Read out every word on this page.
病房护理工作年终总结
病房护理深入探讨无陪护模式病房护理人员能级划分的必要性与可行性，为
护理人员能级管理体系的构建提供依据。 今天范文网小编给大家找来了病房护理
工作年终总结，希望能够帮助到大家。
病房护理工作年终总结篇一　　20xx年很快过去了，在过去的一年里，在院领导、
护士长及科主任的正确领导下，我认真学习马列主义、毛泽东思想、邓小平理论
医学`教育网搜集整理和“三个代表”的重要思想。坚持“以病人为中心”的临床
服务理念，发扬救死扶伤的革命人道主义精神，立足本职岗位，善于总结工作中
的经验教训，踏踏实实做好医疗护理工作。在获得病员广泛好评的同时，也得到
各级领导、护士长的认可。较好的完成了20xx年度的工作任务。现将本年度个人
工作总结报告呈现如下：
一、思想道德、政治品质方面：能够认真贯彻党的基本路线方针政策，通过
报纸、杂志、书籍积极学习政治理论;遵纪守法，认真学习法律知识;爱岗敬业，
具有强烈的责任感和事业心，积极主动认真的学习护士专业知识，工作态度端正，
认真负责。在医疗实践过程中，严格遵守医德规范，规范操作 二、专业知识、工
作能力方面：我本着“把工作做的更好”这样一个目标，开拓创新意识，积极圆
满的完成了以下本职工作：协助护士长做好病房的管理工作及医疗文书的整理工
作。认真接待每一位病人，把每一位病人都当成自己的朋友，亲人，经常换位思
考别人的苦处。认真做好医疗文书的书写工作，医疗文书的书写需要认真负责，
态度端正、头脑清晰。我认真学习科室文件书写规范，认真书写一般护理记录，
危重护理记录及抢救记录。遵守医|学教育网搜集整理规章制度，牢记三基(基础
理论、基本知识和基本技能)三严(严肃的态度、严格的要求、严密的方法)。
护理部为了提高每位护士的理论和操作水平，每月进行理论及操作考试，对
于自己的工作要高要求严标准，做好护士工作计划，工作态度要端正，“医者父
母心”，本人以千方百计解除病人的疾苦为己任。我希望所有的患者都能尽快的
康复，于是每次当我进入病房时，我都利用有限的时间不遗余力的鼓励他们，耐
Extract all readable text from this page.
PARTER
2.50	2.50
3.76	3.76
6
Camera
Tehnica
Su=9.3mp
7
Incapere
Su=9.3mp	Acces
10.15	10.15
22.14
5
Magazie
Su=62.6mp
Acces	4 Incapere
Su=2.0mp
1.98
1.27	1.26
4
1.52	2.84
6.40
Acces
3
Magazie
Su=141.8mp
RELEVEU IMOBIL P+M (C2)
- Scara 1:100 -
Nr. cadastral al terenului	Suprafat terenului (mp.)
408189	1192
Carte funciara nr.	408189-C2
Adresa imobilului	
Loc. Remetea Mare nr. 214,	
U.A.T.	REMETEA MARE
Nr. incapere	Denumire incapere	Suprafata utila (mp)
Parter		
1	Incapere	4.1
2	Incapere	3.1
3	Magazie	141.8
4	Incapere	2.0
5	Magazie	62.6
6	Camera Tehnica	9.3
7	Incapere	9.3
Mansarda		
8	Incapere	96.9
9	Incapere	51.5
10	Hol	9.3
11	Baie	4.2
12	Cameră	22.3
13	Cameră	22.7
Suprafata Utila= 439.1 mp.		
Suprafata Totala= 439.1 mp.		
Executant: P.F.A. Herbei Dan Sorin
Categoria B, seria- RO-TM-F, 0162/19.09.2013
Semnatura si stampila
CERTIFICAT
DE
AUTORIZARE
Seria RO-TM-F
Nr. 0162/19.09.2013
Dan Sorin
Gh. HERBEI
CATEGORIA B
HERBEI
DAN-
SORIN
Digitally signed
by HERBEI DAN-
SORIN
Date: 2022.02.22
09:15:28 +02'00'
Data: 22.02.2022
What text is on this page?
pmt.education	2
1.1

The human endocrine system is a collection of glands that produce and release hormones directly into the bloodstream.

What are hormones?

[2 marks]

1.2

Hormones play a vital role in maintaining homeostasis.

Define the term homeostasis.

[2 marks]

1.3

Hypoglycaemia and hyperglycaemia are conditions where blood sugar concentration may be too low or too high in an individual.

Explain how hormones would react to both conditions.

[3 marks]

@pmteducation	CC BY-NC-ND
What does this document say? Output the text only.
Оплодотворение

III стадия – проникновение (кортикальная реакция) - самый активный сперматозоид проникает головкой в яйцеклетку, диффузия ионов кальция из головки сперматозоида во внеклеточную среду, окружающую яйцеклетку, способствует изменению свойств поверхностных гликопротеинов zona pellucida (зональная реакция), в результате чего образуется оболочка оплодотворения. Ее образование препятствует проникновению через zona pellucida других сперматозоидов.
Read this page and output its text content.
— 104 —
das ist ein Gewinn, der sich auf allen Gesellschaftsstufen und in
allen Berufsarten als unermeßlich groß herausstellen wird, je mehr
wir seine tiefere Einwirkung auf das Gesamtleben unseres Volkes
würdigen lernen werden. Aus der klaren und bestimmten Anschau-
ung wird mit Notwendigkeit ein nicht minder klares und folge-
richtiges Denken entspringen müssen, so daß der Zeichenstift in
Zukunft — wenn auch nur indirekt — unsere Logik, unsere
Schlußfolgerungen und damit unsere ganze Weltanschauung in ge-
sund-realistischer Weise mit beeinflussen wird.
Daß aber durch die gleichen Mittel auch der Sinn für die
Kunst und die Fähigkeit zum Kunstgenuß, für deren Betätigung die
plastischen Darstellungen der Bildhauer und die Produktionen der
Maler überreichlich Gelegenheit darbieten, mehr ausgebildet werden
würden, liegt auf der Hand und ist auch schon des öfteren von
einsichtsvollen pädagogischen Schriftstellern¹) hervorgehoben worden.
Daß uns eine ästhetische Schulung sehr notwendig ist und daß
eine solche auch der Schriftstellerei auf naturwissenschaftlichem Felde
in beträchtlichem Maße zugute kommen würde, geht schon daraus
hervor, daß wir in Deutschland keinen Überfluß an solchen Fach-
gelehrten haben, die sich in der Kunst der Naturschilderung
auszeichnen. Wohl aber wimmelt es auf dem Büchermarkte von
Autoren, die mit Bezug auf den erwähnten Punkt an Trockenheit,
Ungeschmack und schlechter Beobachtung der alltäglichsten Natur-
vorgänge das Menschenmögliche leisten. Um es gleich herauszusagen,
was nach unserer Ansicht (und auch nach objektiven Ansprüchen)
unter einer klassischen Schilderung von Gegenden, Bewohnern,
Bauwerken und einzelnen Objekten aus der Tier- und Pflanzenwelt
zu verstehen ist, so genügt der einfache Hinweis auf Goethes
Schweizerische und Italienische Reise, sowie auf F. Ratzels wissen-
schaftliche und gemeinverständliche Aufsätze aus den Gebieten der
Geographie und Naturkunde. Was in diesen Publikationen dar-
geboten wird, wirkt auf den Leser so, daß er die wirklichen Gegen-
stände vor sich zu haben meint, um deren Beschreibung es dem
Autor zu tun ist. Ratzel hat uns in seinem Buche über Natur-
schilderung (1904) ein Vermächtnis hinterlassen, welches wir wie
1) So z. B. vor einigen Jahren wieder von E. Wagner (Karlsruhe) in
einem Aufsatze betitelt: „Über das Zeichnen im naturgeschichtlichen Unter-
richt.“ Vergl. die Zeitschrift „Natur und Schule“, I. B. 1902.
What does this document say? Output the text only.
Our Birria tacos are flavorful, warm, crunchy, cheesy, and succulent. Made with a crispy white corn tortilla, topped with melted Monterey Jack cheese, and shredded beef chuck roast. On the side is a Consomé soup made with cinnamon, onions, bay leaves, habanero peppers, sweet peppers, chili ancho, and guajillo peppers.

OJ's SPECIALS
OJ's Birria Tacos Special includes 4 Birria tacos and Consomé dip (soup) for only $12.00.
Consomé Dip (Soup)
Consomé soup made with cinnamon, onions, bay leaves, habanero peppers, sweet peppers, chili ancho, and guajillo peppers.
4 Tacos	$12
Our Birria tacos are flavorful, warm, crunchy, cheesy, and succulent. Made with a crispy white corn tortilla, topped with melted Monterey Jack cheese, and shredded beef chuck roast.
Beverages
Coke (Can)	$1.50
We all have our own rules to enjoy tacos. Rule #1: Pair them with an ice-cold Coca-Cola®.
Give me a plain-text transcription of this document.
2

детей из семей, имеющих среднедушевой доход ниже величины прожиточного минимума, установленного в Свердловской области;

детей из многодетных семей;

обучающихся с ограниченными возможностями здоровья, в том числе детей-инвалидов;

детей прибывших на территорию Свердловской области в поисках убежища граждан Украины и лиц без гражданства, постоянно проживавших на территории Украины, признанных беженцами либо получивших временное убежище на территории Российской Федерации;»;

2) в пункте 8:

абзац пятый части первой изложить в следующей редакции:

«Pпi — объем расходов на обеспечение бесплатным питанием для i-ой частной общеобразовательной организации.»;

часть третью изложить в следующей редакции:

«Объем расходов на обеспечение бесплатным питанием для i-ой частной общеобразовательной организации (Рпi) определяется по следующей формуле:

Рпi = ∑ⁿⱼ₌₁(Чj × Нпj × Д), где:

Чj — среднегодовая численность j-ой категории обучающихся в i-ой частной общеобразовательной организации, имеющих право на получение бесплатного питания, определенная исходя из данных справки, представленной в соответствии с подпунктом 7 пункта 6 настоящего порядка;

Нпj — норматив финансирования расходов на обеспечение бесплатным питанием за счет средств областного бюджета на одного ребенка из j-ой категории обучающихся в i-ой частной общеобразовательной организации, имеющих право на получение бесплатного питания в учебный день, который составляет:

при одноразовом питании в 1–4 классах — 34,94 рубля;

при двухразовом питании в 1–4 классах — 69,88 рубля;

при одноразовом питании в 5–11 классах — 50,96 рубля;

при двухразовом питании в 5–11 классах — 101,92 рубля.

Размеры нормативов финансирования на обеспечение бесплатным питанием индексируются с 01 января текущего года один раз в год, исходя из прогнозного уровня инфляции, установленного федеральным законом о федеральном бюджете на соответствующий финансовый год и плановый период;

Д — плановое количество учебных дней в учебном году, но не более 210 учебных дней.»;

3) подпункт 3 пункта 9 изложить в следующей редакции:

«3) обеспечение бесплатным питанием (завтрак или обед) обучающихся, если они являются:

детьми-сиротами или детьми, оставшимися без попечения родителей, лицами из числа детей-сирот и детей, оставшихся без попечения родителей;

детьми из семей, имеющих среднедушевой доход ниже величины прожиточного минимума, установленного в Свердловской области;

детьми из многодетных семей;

Goal: Gather up every line in the data above that contains the word "conditions", copying each one.

Task response:
Hypoglycaemia and hyperglycaemia are conditions where blood sugar concentration may be too low or too high in an individual.
Explain how hormones would react to both conditions.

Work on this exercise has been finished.